What to do - Take from the listing each line that has the string "свое".

------------------------------------------------------------------------

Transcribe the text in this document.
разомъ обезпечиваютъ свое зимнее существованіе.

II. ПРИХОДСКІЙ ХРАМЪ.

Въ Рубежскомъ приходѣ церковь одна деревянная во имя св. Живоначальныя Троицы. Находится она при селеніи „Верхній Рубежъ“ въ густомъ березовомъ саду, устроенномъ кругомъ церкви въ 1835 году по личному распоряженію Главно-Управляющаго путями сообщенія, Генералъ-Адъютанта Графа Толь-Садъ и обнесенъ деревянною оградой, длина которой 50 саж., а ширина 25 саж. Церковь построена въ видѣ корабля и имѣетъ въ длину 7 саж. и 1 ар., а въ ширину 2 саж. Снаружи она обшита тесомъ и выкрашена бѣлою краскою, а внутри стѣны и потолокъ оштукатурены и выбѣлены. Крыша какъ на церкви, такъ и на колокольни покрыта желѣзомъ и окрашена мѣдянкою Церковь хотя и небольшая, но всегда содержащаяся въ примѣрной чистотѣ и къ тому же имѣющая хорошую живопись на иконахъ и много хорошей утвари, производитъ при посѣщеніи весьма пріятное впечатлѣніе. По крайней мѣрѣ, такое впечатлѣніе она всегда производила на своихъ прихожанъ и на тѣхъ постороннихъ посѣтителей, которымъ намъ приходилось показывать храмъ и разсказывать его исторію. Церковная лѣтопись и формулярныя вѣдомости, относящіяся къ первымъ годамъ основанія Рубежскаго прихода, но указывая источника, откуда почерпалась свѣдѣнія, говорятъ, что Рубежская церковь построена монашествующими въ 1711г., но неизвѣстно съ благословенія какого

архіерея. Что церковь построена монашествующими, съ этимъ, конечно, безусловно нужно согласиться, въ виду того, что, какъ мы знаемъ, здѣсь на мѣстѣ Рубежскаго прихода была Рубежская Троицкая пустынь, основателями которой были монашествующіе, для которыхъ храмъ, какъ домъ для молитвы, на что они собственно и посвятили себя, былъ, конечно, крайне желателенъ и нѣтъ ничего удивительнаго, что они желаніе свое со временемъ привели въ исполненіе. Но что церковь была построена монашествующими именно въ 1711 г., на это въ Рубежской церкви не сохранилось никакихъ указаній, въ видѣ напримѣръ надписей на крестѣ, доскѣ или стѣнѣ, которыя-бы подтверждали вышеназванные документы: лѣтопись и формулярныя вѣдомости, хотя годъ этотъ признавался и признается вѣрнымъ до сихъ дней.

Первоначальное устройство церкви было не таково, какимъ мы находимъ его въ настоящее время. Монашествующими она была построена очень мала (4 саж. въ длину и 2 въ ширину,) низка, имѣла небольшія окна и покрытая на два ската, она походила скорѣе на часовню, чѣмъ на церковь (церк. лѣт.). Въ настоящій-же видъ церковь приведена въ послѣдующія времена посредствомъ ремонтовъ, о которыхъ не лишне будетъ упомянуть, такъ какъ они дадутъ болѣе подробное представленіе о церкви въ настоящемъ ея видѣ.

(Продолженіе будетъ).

------------------------------------------------------------------------

Written answer -
разомъ обезпечиваютъ свое зимнее существованіе.
архіерея. Что церковь построена монашествующими, съ этимъ, конечно, безусловно нужно согласиться, въ виду того, что, какъ мы знаемъ, здѣсь на мѣстѣ Рубежскаго прихода была Рубежская Троицкая пустынь, основателями которой были монашествующіе, для которыхъ храмъ, какъ домъ для молитвы, на что они собственно и посвятили себя, былъ, конечно, крайне желателенъ и нѣтъ ничего удивительнаго, что они желаніе свое со временемъ привели въ исполненіе. Но что церковь была построена монашествующими именно въ 1711 г., на это въ Рубежской церкви не сохранилось никакихъ указаній, въ видѣ напримѣръ надписей на крестѣ, доскѣ или стѣнѣ, которыя-бы подтверждали вышеназванные документы: лѣтопись и формулярныя вѣдомости, хотя годъ этотъ признавался и признается вѣрнымъ до сихъ дней.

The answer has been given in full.